- **Written task**
Lines that include the word "this" are the ones to copy.

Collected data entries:
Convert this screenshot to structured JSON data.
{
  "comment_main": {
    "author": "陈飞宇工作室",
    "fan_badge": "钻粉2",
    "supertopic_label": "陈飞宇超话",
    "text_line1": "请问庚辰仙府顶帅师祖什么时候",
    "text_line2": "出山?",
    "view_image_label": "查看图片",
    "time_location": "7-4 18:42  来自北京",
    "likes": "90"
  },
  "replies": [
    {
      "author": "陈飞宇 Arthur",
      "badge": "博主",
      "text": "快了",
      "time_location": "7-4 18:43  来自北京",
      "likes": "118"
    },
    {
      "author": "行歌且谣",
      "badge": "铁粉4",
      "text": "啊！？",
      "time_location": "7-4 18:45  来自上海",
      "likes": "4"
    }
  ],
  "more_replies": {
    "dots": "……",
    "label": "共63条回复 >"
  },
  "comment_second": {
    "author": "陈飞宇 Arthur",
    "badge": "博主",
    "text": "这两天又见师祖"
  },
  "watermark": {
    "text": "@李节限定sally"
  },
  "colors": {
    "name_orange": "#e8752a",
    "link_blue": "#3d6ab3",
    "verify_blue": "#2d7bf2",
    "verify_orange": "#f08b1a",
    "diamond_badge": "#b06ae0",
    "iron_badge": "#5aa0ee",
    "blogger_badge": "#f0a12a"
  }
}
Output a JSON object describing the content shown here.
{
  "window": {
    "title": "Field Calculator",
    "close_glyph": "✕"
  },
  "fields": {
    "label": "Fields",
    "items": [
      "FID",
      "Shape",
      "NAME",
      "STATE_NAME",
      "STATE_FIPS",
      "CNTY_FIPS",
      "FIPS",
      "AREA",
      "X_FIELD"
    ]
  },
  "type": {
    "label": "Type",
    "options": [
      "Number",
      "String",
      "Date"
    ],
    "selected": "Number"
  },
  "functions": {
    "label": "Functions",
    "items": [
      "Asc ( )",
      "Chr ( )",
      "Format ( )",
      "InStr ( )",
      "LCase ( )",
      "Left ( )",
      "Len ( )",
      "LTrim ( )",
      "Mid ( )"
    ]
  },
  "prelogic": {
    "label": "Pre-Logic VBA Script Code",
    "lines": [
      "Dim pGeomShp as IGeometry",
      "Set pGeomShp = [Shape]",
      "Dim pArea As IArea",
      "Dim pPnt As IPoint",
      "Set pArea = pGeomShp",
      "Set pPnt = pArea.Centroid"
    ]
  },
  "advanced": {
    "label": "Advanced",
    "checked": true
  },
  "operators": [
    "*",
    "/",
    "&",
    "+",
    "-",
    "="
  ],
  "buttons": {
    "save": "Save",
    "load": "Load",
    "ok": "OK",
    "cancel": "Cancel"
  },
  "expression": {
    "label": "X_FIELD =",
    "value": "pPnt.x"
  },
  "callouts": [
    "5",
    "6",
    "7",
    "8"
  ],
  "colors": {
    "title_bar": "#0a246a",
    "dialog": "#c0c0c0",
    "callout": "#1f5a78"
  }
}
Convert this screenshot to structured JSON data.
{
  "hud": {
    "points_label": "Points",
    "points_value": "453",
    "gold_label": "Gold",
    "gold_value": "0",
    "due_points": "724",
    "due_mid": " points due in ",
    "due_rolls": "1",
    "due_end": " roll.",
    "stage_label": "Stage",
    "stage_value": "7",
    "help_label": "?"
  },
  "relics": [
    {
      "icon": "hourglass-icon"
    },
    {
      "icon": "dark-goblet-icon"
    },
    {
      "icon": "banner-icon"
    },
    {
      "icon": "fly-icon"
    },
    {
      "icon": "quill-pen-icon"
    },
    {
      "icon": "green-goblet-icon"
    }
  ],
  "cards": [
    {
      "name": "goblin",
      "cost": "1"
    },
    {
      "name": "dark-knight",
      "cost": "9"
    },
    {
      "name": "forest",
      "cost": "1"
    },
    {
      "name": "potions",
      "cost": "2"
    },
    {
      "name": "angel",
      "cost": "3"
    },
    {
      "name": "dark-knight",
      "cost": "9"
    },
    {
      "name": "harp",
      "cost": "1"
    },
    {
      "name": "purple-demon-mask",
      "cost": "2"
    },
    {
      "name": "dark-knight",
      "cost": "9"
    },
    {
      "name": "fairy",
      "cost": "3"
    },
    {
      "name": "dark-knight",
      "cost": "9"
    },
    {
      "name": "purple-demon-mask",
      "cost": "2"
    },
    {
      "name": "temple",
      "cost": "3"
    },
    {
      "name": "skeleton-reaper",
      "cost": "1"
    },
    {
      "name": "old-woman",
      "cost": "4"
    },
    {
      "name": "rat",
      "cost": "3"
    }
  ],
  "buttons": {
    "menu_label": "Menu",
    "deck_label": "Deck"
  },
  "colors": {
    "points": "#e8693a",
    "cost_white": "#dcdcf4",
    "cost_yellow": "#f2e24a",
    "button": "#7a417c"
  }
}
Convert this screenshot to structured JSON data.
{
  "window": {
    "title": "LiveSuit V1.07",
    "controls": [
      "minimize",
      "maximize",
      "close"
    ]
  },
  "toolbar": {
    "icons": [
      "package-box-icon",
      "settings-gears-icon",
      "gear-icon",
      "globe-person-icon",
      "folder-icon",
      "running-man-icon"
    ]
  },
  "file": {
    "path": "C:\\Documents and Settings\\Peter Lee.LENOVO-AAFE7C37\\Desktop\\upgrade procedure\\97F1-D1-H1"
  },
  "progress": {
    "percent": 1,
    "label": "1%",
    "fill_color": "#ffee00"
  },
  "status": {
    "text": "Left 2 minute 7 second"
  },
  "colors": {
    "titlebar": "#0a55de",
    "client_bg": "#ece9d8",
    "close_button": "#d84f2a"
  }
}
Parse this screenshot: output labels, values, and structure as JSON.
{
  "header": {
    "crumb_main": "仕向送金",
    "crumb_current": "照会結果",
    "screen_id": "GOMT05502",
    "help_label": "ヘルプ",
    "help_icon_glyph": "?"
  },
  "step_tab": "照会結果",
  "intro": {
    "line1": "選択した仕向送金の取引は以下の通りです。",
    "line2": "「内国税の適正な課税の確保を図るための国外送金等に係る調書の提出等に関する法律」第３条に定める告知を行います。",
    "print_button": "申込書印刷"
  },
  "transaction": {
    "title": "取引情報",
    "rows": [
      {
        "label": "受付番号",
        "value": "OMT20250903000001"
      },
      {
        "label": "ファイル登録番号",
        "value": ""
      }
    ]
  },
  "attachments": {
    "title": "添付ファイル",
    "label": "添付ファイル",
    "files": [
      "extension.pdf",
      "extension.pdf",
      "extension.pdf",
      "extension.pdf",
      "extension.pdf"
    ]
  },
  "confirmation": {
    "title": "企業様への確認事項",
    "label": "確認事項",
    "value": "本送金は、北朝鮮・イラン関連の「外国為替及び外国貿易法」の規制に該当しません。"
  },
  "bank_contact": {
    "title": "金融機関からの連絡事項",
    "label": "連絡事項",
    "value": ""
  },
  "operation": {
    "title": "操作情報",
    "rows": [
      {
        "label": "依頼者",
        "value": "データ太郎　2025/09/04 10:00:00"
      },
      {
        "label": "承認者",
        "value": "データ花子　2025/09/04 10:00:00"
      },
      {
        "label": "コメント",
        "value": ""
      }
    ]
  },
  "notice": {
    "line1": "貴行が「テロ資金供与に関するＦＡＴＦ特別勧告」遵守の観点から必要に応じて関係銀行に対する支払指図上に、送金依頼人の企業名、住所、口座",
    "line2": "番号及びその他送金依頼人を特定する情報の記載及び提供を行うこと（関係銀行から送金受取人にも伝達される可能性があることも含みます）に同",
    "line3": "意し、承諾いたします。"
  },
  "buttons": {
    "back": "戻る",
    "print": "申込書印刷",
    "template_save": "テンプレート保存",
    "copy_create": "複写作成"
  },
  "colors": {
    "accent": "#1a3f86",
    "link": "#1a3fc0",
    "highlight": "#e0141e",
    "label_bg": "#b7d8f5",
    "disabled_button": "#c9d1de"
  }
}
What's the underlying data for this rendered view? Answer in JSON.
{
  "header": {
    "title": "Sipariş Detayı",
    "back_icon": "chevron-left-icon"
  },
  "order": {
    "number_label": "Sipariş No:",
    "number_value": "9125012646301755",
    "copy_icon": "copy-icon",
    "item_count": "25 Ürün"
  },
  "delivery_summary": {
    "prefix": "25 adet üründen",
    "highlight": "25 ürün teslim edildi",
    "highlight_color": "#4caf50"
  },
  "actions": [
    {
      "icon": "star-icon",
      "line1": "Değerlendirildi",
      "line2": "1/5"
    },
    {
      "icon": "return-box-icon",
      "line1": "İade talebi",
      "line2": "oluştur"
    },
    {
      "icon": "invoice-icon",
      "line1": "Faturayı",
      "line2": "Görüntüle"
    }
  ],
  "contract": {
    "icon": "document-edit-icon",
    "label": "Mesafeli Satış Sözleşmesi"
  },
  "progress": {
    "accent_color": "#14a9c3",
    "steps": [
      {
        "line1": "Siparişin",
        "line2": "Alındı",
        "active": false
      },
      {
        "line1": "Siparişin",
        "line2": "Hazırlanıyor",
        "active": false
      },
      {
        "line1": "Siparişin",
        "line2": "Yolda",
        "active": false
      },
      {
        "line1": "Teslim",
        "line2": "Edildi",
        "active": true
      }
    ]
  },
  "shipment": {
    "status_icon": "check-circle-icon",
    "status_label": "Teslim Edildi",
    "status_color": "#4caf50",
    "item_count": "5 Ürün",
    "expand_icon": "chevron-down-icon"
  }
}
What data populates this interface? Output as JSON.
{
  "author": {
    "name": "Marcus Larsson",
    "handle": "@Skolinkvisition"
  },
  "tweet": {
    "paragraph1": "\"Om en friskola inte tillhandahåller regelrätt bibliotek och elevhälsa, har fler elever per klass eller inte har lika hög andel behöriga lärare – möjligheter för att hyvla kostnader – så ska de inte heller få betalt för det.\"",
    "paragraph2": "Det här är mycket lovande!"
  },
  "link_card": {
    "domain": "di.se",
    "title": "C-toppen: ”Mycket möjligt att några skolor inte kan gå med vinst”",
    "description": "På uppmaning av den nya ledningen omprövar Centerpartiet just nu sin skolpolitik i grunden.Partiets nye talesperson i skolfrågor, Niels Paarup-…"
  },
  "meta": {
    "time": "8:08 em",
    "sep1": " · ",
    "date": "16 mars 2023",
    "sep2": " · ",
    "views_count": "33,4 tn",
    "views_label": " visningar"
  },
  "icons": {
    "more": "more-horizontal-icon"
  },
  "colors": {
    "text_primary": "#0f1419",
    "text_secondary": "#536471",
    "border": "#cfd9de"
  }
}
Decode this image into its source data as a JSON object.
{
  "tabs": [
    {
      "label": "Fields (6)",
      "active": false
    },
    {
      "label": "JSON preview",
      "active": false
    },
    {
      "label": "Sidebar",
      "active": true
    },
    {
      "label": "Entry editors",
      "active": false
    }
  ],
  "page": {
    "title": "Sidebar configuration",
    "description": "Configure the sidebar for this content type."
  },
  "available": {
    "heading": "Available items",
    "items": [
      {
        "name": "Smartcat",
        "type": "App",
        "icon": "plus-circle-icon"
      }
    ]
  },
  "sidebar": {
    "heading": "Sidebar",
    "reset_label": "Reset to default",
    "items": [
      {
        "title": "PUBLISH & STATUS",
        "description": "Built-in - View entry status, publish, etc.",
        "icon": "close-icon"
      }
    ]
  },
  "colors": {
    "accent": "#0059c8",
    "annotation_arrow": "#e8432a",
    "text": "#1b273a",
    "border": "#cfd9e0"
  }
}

- **Written answer**
Convert this screenshot to structured JSON data.
Convert this screenshot to structured JSON data.
Convert this screenshot to structured JSON data.
Parse this screenshot: output labels, values, and structure as JSON.
What's the underlying data for this rendered view? Answer in JSON.
What data populates this interface? Output as JSON.
Decode this image into its source data as a JSON object.
    "description": "Configure the sidebar for this content type."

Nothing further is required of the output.